* Description of the task
Provide nothing beyond the count of lines that include the string "this".

"""

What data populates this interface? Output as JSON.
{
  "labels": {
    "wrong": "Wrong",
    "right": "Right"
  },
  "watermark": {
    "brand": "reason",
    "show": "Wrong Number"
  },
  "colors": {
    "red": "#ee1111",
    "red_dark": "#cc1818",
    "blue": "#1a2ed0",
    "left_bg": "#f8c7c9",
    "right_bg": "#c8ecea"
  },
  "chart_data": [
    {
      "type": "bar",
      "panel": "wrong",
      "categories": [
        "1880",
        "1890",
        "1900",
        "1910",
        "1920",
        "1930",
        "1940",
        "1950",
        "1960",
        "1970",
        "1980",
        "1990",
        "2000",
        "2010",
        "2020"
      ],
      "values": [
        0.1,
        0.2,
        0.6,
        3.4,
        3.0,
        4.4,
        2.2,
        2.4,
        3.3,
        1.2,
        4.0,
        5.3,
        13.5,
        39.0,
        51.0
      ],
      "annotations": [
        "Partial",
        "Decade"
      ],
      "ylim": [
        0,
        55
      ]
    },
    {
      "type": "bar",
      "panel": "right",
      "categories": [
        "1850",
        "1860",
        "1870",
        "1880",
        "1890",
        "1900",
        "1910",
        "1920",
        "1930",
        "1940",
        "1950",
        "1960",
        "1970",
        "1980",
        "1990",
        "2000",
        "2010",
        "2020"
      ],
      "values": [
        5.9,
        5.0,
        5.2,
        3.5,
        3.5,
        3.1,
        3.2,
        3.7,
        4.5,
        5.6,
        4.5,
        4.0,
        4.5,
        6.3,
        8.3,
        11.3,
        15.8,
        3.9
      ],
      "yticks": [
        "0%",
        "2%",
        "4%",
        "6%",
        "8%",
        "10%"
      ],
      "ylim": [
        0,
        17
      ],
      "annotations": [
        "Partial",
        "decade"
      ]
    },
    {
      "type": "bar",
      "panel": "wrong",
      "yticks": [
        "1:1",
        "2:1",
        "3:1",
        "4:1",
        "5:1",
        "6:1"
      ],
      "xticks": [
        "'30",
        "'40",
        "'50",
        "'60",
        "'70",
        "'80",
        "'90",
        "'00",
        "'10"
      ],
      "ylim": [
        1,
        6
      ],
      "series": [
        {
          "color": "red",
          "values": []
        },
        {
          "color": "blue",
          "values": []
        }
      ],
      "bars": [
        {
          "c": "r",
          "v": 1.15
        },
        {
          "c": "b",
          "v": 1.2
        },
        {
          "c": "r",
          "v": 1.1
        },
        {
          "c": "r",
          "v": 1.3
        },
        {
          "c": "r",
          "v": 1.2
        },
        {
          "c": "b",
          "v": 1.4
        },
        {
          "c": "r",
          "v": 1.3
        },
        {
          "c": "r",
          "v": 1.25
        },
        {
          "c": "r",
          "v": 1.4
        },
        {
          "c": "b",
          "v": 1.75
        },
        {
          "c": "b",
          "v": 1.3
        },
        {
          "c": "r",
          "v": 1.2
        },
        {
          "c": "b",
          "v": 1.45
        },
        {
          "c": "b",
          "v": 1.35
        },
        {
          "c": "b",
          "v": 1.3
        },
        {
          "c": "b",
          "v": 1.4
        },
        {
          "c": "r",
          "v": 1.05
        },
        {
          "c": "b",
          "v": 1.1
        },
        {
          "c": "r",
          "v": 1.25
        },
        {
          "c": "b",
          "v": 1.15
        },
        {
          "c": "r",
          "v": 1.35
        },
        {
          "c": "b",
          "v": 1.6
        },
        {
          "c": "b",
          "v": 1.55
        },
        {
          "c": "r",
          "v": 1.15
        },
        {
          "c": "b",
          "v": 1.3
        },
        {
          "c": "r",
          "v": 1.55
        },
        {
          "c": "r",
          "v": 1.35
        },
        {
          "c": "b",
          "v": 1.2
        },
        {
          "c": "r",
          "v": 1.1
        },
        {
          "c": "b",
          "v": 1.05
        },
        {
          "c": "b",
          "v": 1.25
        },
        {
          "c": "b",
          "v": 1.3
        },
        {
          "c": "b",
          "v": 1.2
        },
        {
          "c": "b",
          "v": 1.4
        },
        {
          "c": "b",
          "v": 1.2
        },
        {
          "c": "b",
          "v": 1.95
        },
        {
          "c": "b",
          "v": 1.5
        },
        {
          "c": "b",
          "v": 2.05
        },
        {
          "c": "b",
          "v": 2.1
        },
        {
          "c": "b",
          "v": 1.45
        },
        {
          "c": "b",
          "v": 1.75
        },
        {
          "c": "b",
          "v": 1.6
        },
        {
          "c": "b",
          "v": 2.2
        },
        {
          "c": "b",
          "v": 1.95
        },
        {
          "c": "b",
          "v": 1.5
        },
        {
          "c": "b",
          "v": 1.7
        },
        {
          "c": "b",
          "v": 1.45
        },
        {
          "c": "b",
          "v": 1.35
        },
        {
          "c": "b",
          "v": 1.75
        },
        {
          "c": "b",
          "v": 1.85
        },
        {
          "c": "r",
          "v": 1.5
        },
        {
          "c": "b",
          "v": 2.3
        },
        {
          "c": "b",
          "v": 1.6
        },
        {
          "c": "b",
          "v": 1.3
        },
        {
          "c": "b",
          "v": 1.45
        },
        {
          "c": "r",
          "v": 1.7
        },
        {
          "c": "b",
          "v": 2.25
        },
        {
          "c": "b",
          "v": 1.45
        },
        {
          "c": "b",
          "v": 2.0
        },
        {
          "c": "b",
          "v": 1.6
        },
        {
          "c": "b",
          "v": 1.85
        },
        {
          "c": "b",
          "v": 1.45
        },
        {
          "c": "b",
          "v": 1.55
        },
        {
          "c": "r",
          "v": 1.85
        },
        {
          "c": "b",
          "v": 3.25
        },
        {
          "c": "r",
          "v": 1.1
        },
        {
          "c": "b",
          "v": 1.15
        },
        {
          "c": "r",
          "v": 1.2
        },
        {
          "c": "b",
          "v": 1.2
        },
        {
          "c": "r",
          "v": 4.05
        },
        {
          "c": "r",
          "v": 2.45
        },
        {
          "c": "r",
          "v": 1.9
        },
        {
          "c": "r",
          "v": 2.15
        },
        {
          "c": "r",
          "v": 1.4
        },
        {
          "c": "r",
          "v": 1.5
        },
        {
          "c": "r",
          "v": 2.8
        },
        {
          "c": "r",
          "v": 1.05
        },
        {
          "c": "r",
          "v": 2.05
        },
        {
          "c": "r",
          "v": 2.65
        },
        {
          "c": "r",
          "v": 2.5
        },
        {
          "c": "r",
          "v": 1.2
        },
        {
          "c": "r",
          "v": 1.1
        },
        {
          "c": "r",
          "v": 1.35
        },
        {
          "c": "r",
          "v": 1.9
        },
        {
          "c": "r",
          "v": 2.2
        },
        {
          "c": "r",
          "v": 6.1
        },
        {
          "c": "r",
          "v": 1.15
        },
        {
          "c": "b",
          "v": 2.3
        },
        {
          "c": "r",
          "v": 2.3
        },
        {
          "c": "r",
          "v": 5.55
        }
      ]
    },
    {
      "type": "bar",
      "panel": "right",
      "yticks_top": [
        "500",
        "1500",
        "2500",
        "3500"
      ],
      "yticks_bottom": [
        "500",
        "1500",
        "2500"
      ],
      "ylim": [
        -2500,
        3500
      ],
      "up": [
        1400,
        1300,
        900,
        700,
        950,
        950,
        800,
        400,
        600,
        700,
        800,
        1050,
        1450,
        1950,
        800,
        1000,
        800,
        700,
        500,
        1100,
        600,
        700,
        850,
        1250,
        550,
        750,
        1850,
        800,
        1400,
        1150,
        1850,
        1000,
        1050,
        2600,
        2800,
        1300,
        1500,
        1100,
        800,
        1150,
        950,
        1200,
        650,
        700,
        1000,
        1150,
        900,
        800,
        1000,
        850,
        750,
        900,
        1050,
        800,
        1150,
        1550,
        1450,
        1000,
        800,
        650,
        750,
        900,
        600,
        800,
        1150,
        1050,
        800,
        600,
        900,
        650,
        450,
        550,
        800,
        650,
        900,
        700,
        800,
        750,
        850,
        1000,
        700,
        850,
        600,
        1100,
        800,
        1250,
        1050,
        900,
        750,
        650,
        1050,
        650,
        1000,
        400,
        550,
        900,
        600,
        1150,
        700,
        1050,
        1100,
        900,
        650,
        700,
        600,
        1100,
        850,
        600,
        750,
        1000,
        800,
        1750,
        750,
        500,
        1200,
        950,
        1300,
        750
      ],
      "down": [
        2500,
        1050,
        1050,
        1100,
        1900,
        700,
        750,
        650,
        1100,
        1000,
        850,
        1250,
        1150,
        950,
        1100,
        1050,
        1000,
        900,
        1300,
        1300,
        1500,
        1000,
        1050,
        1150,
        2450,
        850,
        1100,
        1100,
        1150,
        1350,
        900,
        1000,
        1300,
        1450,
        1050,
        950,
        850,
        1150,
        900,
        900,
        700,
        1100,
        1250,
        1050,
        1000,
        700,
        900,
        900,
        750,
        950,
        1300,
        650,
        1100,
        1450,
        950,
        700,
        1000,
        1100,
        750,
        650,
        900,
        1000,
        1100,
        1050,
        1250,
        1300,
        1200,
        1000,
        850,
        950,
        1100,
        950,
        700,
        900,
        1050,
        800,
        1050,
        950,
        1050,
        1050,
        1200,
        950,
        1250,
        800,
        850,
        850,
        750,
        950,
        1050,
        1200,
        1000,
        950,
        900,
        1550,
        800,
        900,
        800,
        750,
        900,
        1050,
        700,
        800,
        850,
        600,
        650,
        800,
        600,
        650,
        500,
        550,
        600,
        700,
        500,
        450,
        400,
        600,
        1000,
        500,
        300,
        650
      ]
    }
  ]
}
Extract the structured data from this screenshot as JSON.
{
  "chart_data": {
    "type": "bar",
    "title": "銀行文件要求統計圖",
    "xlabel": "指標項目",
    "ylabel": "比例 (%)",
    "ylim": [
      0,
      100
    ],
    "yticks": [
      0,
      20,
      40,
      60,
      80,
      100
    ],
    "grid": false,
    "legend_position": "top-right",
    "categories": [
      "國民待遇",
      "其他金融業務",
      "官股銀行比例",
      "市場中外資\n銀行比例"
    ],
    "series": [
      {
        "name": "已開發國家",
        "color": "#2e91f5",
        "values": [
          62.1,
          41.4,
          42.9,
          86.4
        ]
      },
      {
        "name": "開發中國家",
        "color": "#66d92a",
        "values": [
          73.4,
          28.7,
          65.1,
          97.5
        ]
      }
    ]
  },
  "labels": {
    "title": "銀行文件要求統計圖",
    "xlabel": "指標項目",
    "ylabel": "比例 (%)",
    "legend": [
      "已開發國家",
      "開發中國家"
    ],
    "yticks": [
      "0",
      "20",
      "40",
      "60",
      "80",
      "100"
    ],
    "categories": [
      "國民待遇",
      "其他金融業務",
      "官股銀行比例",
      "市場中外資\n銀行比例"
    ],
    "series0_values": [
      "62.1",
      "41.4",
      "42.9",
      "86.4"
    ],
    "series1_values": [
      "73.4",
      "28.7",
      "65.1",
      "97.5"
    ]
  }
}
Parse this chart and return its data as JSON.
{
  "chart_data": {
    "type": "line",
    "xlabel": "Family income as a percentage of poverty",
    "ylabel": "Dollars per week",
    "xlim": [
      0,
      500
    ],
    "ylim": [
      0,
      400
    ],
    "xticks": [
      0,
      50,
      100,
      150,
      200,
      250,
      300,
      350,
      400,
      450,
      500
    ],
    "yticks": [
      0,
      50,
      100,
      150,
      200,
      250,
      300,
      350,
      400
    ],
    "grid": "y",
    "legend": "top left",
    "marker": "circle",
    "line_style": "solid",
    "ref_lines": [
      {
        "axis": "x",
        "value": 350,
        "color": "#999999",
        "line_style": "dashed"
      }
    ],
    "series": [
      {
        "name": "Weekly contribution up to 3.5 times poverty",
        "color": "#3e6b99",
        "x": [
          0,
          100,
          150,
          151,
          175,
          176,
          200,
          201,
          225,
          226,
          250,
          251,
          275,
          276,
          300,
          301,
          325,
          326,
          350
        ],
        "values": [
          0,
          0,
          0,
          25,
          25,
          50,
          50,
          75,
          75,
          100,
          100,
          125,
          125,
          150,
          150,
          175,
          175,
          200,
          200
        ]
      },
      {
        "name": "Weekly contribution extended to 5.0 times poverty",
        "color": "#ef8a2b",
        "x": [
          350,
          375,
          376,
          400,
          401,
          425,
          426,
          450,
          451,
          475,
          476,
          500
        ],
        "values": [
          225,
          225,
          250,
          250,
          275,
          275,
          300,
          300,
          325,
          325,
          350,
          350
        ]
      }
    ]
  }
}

"""

* Finished task
3